**What needs to be done**
Repeat what the lines below say, word for word, and skip every image.

-- begin Provided data --

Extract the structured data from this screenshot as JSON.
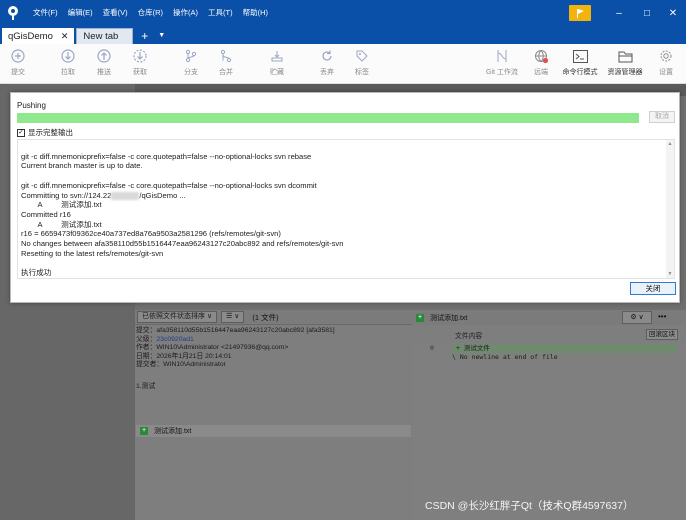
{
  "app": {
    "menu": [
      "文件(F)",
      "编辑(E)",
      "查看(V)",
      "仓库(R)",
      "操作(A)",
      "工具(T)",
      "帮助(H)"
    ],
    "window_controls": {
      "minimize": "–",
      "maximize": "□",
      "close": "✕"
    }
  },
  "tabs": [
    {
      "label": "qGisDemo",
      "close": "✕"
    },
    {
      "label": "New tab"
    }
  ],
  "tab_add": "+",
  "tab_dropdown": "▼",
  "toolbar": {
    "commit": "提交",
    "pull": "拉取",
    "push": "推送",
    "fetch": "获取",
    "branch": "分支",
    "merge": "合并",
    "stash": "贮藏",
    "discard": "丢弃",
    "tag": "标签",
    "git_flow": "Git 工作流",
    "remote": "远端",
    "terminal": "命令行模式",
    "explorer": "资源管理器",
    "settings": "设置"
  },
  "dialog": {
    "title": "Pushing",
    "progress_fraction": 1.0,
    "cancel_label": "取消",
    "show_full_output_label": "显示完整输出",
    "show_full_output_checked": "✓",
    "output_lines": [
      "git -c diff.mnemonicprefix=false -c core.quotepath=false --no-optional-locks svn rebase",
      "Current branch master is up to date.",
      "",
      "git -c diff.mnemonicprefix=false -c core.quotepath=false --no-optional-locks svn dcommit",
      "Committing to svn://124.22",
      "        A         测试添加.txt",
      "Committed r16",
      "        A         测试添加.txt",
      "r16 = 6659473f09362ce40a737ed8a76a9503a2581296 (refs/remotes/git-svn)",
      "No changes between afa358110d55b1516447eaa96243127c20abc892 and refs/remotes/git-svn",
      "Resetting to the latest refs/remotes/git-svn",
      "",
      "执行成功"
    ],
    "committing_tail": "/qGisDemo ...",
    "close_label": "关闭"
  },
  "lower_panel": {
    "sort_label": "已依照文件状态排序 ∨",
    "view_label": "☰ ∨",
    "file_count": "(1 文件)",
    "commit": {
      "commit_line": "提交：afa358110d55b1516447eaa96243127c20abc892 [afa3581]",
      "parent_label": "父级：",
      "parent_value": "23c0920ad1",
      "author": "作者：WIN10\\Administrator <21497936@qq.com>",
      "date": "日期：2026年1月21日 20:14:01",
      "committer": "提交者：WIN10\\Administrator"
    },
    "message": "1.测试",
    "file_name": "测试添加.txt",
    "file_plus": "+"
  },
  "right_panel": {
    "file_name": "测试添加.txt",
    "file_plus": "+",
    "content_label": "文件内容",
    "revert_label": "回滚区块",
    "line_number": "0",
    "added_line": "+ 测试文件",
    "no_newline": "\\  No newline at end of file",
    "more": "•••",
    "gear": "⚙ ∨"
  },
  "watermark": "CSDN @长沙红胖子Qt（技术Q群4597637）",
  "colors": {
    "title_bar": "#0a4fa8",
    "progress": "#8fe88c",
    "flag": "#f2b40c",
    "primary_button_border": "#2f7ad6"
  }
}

-- end Provided data --

**Expected answer**
Extract the structured data from this screenshot as JSON.
{
  "app": {
    "menu": [
      "文件(F)",
      "编辑(E)",
      "查看(V)",
      "仓库(R)",
      "操作(A)",
      "工具(T)",
      "帮助(H)"
    ],
    "window_controls": {
      "minimize": "–",
      "maximize": "□",
      "close": "✕"
    }
  },
  "tabs": [
    {
      "label": "qGisDemo",
      "close": "✕"
    },
    {
      "label": "New tab"
    }
  ],
  "tab_add": "+",
  "tab_dropdown": "▼",
  "toolbar": {
    "commit": "提交",
    "pull": "拉取",
    "push": "推送",
    "fetch": "获取",
    "branch": "分支",
    "merge": "合并",
    "stash": "贮藏",
    "discard": "丢弃",
    "tag": "标签",
    "git_flow": "Git 工作流",
    "remote": "远端",
    "terminal": "命令行模式",
    "explorer": "资源管理器",
    "settings": "设置"
  },
  "dialog": {
    "title": "Pushing",
    "progress_fraction": 1.0,
    "cancel_label": "取消",
    "show_full_output_label": "显示完整输出",
    "show_full_output_checked": "✓",
    "output_lines": [
      "git -c diff.mnemonicprefix=false -c core.quotepath=false --no-optional-locks svn rebase",
      "Current branch master is up to date.",
      "",
      "git -c diff.mnemonicprefix=false -c core.quotepath=false --no-optional-locks svn dcommit",
      "Committing to svn://124.22",
      "        A         测试添加.txt",
      "Committed r16",
      "        A         测试添加.txt",
      "r16 = 6659473f09362ce40a737ed8a76a9503a2581296 (refs/remotes/git-svn)",
      "No changes between afa358110d55b1516447eaa96243127c20abc892 and refs/remotes/git-svn",
      "Resetting to the latest refs/remotes/git-svn",
      "",
      "执行成功"
    ],
    "committing_tail": "/qGisDemo ...",
    "close_label": "关闭"
  },
  "lower_panel": {
    "sort_label": "已依照文件状态排序 ∨",
    "view_label": "☰ ∨",
    "file_count": "(1 文件)",
    "commit": {
      "commit_line": "提交：afa358110d55b1516447eaa96243127c20abc892 [afa3581]",
      "parent_label": "父级：",
      "parent_value": "23c0920ad1",
      "author": "作者：WIN10\\Administrator <21497936@qq.com>",
      "date": "日期：2026年1月21日 20:14:01",
      "committer": "提交者：WIN10\\Administrator"
    },
    "message": "1.测试",
    "file_name": "测试添加.txt",
    "file_plus": "+"
  },
  "right_panel": {
    "file_name": "测试添加.txt",
    "file_plus": "+",
    "content_label": "文件内容",
    "revert_label": "回滚区块",
    "line_number": "0",
    "added_line": "+ 测试文件",
    "no_newline": "\\  No newline at end of file",
    "more": "•••",
    "gear": "⚙ ∨"
  },
  "watermark": "CSDN @长沙红胖子Qt（技术Q群4597637）",
  "colors": {
    "title_bar": "#0a4fa8",
    "progress": "#8fe88c",
    "flag": "#f2b40c",
    "primary_button_border": "#2f7ad6"
  }
}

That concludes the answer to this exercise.